[Dataset excerpt]
*****

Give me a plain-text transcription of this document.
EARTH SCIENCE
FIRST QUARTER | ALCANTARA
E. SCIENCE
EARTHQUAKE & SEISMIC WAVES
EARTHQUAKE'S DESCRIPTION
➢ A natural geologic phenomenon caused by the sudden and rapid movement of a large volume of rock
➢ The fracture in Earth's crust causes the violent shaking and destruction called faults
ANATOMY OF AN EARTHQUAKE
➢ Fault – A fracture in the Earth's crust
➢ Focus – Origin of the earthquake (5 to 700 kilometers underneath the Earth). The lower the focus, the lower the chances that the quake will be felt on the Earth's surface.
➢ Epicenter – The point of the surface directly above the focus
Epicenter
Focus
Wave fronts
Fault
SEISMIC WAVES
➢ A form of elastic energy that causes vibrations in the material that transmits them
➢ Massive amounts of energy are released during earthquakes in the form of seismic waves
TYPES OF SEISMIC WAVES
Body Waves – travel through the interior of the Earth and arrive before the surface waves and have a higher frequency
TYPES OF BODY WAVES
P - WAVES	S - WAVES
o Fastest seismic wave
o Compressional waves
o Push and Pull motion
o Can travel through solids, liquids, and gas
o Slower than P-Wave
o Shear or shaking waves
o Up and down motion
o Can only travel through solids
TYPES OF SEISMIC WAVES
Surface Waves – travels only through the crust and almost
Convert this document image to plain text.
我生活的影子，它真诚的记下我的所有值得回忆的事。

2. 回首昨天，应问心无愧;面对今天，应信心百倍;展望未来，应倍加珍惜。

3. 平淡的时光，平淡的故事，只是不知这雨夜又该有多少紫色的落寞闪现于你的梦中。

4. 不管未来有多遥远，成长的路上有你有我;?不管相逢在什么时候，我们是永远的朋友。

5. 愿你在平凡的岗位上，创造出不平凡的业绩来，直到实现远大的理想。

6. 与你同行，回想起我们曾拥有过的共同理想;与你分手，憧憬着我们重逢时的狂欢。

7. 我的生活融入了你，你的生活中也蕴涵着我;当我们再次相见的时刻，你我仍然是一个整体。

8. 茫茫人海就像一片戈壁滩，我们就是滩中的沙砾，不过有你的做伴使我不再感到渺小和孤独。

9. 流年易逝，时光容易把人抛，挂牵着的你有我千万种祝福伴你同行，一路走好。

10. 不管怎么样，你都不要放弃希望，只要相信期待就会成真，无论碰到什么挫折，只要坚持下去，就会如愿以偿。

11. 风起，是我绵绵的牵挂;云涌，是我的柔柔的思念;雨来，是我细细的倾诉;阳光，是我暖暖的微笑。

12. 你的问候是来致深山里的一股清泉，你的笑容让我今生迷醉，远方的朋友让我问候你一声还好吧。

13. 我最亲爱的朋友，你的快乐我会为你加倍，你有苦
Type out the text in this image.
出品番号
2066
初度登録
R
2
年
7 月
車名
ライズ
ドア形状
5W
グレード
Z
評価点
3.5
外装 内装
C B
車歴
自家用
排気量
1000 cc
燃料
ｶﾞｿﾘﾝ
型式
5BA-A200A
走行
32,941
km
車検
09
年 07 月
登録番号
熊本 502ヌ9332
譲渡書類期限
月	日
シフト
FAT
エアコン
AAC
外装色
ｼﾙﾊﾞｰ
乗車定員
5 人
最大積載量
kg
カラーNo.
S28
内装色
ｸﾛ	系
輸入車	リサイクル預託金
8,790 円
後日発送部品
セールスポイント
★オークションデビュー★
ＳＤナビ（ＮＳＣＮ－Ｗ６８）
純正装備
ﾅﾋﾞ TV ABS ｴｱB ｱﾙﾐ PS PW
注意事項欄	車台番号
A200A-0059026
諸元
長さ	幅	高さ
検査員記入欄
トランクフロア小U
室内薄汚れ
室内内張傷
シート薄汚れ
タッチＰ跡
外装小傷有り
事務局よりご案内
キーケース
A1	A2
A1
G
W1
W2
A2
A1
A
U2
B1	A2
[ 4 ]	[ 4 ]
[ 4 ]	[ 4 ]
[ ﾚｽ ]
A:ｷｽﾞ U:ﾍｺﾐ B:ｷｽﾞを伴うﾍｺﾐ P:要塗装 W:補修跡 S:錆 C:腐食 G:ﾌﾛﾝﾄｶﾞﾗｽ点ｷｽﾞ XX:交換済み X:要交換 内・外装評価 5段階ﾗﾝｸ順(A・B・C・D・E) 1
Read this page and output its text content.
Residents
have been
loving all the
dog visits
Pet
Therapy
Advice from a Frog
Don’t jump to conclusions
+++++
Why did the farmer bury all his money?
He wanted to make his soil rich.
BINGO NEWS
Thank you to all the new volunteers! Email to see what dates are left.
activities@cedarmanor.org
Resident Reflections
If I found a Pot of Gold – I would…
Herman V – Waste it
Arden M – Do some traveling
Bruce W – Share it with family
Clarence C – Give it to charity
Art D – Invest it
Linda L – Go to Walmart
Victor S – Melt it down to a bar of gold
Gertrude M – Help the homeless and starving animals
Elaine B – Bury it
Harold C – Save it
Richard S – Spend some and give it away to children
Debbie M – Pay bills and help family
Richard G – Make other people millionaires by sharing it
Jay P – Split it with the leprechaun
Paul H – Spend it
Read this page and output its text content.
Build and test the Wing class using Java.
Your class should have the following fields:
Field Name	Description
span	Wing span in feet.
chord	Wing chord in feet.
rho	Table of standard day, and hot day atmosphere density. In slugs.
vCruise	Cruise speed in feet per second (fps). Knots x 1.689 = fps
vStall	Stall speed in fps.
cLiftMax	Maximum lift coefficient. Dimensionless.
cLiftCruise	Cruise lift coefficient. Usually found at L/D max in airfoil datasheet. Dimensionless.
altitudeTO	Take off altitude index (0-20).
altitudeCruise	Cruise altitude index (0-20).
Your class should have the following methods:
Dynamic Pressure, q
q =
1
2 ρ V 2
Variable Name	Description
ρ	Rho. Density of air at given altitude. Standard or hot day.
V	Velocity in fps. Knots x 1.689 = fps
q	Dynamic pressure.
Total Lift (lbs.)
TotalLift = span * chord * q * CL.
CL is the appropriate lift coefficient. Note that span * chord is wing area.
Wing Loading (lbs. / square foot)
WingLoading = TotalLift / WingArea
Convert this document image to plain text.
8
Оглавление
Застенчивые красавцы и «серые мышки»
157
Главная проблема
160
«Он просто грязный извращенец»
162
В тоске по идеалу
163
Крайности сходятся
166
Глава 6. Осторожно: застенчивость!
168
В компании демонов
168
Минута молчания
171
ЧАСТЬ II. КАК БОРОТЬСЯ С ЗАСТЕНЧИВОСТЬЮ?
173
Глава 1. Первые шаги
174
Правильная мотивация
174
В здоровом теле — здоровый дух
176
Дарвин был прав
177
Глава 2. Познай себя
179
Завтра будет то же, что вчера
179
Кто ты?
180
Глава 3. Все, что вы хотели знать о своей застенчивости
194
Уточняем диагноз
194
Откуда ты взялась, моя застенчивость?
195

*****

Extract all of the data exactly as written.

Give me a plain-text transcription of this document.
EARTH SCIENCE
FIRST QUARTER | ALCANTARA
E. SCIENCE
EARTHQUAKE & SEISMIC WAVES
EARTHQUAKE'S DESCRIPTION
➢ A natural geologic phenomenon caused by the sudden and rapid movement of a large volume of rock
➢ The fracture in Earth's crust causes the violent shaking and destruction called faults
ANATOMY OF AN EARTHQUAKE
➢ Fault – A fracture in the Earth's crust
➢ Focus – Origin of the earthquake (5 to 700 kilometers underneath the Earth). The lower the focus, the lower the chances that the quake will be felt on the Earth's surface.
➢ Epicenter – The point of the surface directly above the focus
Epicenter
Focus
Wave fronts
Fault
SEISMIC WAVES
➢ A form of elastic energy that causes vibrations in the material that transmits them
➢ Massive amounts of energy are released during earthquakes in the form of seismic waves
TYPES OF SEISMIC WAVES
Body Waves – travel through the interior of the Earth and arrive before the surface waves and have a higher frequency
TYPES OF BODY WAVES
P - WAVES	S - WAVES
o Fastest seismic wave
o Compressional waves
o Push and Pull motion
o Can travel through solids, liquids, and gas
o Slower than P-Wave
o Shear or shaking waves
o Up and down motion
o Can only travel through solids
TYPES OF SEISMIC WAVES
Surface Waves – travels only through the crust and almost
Convert this document image to plain text.
我生活的影子，它真诚的记下我的所有值得回忆的事。

2. 回首昨天，应问心无愧;面对今天，应信心百倍;展望未来，应倍加珍惜。

3. 平淡的时光，平淡的故事，只是不知这雨夜又该有多少紫色的落寞闪现于你的梦中。

4. 不管未来有多遥远，成长的路上有你有我;?不管相逢在什么时候，我们是永远的朋友。

5. 愿你在平凡的岗位上，创造出不平凡的业绩来，直到实现远大的理想。

6. 与你同行，回想起我们曾拥有过的共同理想;与你分手，憧憬着我们重逢时的狂欢。

7. 我的生活融入了你，你的生活中也蕴涵着我;当我们再次相见的时刻，你我仍然是一个整体。

8. 茫茫人海就像一片戈壁滩，我们就是滩中的沙砾，不过有你的做伴使我不再感到渺小和孤独。

9. 流年易逝，时光容易把人抛，挂牵着的你有我千万种祝福伴你同行，一路走好。

10. 不管怎么样，你都不要放弃希望，只要相信期待就会成真，无论碰到什么挫折，只要坚持下去，就会如愿以偿。

11. 风起，是我绵绵的牵挂;云涌，是我的柔柔的思念;雨来，是我细细的倾诉;阳光，是我暖暖的微笑。

12. 你的问候是来致深山里的一股清泉，你的笑容让我今生迷醉，远方的朋友让我问候你一声还好吧。

13. 我最亲爱的朋友，你的快乐我会为你加倍，你有苦
Type out the text in this image.
出品番号
2066
初度登録
R
2
年
7 月
車名
ライズ
ドア形状
5W
グレード
Z
評価点
3.5
外装 内装
C B
車歴
自家用
排気量
1000 cc
燃料
ｶﾞｿﾘﾝ
型式
5BA-A200A
走行
32,941
km
車検
09
年 07 月
登録番号
熊本 502ヌ9332
譲渡書類期限
月	日
シフト
FAT
エアコン
AAC
外装色
ｼﾙﾊﾞｰ
乗車定員
5 人
最大積載量
kg
カラーNo.
S28
内装色
ｸﾛ	系
輸入車	リサイクル預託金
8,790 円
後日発送部品
セールスポイント
★オークションデビュー★
ＳＤナビ（ＮＳＣＮ－Ｗ６８）
純正装備
ﾅﾋﾞ TV ABS ｴｱB ｱﾙﾐ PS PW
注意事項欄	車台番号
A200A-0059026
諸元
長さ	幅	高さ
検査員記入欄
トランクフロア小U
室内薄汚れ
室内内張傷
シート薄汚れ
タッチＰ跡
外装小傷有り
事務局よりご案内
キーケース
A1	A2
A1
G
W1
W2
A2
A1
A
U2
B1	A2
[ 4 ]	[ 4 ]
[ 4 ]	[ 4 ]
[ ﾚｽ ]
A:ｷｽﾞ U:ﾍｺﾐ B:ｷｽﾞを伴うﾍｺﾐ P:要塗装 W:補修跡 S:錆 C:腐食 G:ﾌﾛﾝﾄｶﾞﾗｽ点ｷｽﾞ XX:交換済み X:要交換 内・外装評価 5段階ﾗﾝｸ順(A・B・C・D・E) 1
Read this page and output its text content.
Residents
have been
loving all the
dog visits
Pet
Therapy
Advice from a Frog
Don’t jump to conclusions
+++++
Why did the farmer bury all his money?
He wanted to make his soil rich.
BINGO NEWS
Thank you to all the new volunteers! Email to see what dates are left.
activities@cedarmanor.org
Resident Reflections
If I found a Pot of Gold – I would…
Herman V – Waste it
Arden M – Do some traveling
Bruce W – Share it with family
Clarence C – Give it to charity
Art D – Invest it
Linda L – Go to Walmart
Victor S – Melt it down to a bar of gold
Gertrude M – Help the homeless and starving animals
Elaine B – Bury it
Harold C – Save it
Richard S – Spend some and give it away to children
Debbie M – Pay bills and help family
Richard G – Make other people millionaires by sharing it
Jay P – Split it with the leprechaun
Paul H – Spend it
Read this page and output its text content.
Build and test the Wing class using Java.
Your class should have the following fields:
Field Name	Description
span	Wing span in feet.
chord	Wing chord in feet.
rho	Table of standard day, and hot day atmosphere density. In slugs.
vCruise	Cruise speed in feet per second (fps). Knots x 1.689 = fps
vStall	Stall speed in fps.
cLiftMax	Maximum lift coefficient. Dimensionless.
cLiftCruise	Cruise lift coefficient. Usually found at L/D max in airfoil datasheet. Dimensionless.
altitudeTO	Take off altitude index (0-20).
altitudeCruise	Cruise altitude index (0-20).
Your class should have the following methods:
Dynamic Pressure, q
q =
1
2 ρ V 2
Variable Name	Description
ρ	Rho. Density of air at given altitude. Standard or hot day.
V	Velocity in fps. Knots x 1.689 = fps
q	Dynamic pressure.
Total Lift (lbs.)
TotalLift = span * chord * q * CL.
CL is the appropriate lift coefficient. Note that span * chord is wing area.
Wing Loading (lbs. / square foot)
WingLoading = TotalLift / WingArea
Convert this document image to plain text.
8
Оглавление
Застенчивые красавцы и «серые мышки»
157
Главная проблема
160
«Он просто грязный извращенец»
162
В тоске по идеалу
163
Крайности сходятся
166
Глава 6. Осторожно: застенчивость!
168
В компании демонов
168
Минута молчания
171
ЧАСТЬ II. КАК БОРОТЬСЯ С ЗАСТЕНЧИВОСТЬЮ?
173
Глава 1. Первые шаги
174
Правильная мотивация
174
В здоровом теле — здоровый дух
176
Дарвин был прав
177
Глава 2. Познай себя
179
Завтра будет то же, что вчера
179
Кто ты?
180
Глава 3. Все, что вы хотели знать о своей застенчивости
194
Уточняем диагноз
194
Откуда ты взялась, моя застенчивость?
195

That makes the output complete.